Find the lines of data that contain the string "name", then list them.

____________

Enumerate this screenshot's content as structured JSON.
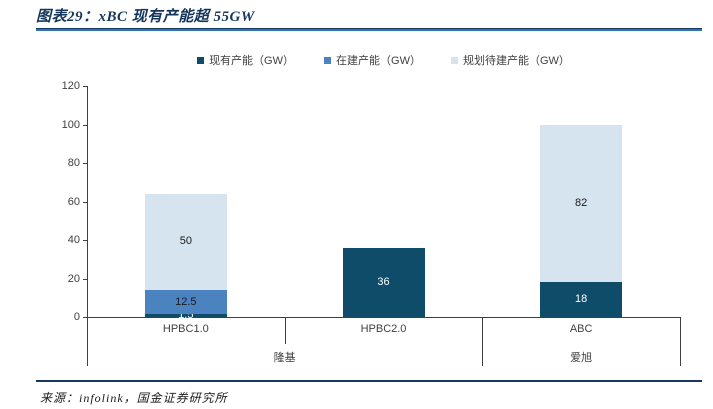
{
  "page": {
    "title": "图表29：xBC 现有产能超 55GW",
    "source": "来源：infolink，国金证券研究所"
  },
  "chart_data": {
    "type": "bar",
    "stacked": true,
    "title": "图表29：xBC 现有产能超 55GW",
    "categories": [
      "HPBC1.0",
      "HPBC2.0",
      "ABC"
    ],
    "groups": [
      {
        "label": "隆基",
        "span": [
          "HPBC1.0",
          "HPBC2.0"
        ]
      },
      {
        "label": "爱旭",
        "span": [
          "ABC"
        ]
      }
    ],
    "series": [
      {
        "name": "现有产能（GW）",
        "color": "#0E4C69",
        "label_color": "#FFFFFF",
        "values": [
          1.5,
          36,
          18
        ]
      },
      {
        "name": "在建产能（GW）",
        "color": "#4A83BF",
        "label_color": "#1A1A1A",
        "values": [
          12.5,
          0,
          0
        ]
      },
      {
        "name": "规划待建产能（GW）",
        "color": "#D6E4F0",
        "label_color": "#1A1A1A",
        "values": [
          50,
          0,
          82
        ]
      }
    ],
    "ylim": [
      0,
      120
    ],
    "ytick_interval": 20,
    "grid": false,
    "legend_position": "top"
  }
}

____________

| WRITTEN SOLUTION |
        "name": "现有产能（GW）",
        "name": "在建产能（GW）",
        "name": "规划待建产能（GW）",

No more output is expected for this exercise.